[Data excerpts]
_ _ _ _ _
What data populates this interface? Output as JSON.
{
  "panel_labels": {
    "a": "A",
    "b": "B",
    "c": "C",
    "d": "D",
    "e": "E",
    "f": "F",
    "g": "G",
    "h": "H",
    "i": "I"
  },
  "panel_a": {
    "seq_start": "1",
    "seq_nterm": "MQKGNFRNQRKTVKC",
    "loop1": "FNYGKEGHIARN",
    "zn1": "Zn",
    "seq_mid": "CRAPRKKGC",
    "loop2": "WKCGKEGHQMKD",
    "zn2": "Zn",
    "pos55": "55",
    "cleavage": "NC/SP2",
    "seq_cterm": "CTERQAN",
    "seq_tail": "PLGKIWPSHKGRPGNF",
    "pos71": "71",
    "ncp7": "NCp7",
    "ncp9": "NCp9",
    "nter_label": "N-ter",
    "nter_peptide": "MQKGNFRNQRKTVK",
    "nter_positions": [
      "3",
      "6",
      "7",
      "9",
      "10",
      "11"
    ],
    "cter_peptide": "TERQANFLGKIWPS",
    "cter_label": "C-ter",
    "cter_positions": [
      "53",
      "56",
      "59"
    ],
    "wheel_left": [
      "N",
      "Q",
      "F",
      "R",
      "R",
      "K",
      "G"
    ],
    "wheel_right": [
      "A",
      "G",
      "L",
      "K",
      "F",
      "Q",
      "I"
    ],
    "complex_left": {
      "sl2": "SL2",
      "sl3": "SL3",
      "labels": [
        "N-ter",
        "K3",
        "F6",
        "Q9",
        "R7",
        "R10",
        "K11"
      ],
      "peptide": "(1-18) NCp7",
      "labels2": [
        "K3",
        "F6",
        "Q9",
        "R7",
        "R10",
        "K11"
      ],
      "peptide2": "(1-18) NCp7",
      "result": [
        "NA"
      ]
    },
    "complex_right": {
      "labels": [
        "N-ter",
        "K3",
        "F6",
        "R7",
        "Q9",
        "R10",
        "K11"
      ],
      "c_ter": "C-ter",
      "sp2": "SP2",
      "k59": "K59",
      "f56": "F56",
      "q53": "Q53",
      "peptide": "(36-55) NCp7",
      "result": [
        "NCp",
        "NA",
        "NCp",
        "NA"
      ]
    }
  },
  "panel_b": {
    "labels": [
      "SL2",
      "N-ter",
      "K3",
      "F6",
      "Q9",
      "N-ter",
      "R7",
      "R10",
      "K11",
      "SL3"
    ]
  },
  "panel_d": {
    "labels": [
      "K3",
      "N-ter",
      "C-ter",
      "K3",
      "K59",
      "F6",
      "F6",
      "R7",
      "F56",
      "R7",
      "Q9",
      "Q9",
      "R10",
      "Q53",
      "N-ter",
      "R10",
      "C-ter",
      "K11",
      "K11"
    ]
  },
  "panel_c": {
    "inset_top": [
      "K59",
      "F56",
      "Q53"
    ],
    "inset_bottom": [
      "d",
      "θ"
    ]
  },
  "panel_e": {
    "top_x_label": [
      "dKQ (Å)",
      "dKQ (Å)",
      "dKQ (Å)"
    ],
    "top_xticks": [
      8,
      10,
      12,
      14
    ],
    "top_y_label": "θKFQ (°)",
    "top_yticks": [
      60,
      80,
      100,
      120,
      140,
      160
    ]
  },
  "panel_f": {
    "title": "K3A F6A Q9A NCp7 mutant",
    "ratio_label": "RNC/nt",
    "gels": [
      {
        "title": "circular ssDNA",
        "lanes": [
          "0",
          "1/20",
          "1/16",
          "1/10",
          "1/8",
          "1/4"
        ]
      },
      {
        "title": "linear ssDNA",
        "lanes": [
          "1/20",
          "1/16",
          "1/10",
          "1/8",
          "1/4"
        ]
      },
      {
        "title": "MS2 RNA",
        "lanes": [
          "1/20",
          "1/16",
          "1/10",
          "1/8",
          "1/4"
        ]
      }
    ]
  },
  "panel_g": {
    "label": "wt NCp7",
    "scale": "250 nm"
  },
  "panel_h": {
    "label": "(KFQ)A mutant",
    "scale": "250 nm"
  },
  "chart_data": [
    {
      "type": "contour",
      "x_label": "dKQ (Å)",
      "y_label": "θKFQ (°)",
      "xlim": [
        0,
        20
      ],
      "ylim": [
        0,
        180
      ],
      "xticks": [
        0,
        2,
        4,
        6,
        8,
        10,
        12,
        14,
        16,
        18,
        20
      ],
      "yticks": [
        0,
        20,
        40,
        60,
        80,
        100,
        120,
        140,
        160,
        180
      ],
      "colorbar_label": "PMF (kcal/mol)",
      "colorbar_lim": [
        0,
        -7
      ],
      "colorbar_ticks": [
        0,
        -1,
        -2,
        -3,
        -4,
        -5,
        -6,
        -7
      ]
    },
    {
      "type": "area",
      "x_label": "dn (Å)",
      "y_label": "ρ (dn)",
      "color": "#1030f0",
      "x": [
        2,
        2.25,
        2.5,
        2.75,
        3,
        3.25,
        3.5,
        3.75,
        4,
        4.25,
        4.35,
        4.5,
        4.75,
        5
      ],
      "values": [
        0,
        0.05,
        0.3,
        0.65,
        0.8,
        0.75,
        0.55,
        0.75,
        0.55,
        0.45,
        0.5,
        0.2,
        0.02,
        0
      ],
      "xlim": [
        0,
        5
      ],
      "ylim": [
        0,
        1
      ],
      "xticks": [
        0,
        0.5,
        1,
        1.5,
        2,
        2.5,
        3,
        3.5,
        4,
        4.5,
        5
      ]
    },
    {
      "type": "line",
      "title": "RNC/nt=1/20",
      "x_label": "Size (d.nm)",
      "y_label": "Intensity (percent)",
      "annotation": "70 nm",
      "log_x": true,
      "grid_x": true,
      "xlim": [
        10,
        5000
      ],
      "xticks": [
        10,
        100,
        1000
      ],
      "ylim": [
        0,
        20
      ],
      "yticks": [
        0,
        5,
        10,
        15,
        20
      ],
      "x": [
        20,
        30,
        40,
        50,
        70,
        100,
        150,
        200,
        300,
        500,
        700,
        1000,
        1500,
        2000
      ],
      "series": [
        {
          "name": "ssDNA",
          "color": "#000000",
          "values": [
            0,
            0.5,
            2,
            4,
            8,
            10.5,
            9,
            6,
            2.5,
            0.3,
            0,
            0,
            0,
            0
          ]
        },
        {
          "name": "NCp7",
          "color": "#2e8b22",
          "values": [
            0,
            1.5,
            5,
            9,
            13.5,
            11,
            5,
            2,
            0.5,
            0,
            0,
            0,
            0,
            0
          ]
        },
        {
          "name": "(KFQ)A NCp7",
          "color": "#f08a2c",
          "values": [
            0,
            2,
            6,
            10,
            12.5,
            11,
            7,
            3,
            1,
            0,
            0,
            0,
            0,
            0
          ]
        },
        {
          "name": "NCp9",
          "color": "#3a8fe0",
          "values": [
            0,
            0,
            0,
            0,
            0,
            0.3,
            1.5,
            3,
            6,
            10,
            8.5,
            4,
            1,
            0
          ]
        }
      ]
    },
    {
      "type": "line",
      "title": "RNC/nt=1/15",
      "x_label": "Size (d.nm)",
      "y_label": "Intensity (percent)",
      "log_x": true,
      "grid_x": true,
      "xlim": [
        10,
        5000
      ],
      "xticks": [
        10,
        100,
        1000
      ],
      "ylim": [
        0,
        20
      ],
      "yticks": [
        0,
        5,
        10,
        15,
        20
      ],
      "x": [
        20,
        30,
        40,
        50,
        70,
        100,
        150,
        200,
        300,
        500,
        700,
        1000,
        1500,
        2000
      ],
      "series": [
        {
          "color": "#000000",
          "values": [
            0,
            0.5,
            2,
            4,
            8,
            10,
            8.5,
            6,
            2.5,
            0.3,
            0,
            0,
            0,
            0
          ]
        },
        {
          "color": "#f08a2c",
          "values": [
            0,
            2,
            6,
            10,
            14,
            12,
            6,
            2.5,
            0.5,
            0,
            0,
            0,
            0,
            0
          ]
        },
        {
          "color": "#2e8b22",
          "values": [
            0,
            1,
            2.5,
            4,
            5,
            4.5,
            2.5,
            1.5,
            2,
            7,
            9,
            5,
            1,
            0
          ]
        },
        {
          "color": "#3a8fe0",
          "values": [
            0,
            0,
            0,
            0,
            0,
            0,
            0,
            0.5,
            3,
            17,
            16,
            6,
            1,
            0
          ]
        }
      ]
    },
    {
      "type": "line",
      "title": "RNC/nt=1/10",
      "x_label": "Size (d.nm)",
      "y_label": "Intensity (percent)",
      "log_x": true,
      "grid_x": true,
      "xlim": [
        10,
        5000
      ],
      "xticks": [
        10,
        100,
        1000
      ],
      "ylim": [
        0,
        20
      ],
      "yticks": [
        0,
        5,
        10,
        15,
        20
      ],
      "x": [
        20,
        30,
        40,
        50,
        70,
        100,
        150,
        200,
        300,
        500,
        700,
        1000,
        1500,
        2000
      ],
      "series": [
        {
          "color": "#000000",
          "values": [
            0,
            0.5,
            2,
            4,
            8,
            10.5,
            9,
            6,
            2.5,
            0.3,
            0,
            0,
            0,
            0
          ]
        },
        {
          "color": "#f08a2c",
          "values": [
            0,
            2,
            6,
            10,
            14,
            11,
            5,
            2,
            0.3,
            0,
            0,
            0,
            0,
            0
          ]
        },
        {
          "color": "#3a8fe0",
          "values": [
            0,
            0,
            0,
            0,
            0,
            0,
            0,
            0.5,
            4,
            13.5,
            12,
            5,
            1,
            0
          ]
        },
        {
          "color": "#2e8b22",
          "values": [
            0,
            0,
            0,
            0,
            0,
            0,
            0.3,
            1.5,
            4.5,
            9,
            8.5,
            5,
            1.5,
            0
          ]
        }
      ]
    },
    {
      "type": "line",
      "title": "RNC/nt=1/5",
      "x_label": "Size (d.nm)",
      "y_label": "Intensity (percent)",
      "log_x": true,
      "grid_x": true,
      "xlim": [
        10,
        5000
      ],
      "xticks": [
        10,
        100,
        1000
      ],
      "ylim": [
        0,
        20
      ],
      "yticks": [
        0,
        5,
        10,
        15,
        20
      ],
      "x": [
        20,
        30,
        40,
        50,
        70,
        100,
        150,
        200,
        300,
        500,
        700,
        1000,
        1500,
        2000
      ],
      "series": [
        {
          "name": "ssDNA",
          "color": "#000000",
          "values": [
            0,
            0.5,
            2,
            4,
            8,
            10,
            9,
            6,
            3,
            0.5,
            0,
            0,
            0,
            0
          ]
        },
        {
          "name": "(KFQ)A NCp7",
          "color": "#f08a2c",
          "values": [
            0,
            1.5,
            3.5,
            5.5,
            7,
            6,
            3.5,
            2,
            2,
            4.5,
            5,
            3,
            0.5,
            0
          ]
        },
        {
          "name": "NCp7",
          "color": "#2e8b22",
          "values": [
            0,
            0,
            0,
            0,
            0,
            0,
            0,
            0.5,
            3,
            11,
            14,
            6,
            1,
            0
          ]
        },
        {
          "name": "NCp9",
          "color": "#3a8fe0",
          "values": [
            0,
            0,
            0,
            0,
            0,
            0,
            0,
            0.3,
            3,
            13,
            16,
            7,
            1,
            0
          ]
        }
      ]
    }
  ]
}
_ _ _ _ _
> _WORK TO BE COMPLETED_: Every line holding the word "title" should be copied out of the records above.

> _EXERCISE RESULT_:
    "title": "K3A F6A Q9A NCp7 mutant",
        "title": "circular ssDNA",
        "title": "linear ssDNA",
        "title": "MS2 RNA",
      "title": "RNC/nt=1/20",
      "title": "RNC/nt=1/15",
      "title": "RNC/nt=1/10",
      "title": "RNC/nt=1/5",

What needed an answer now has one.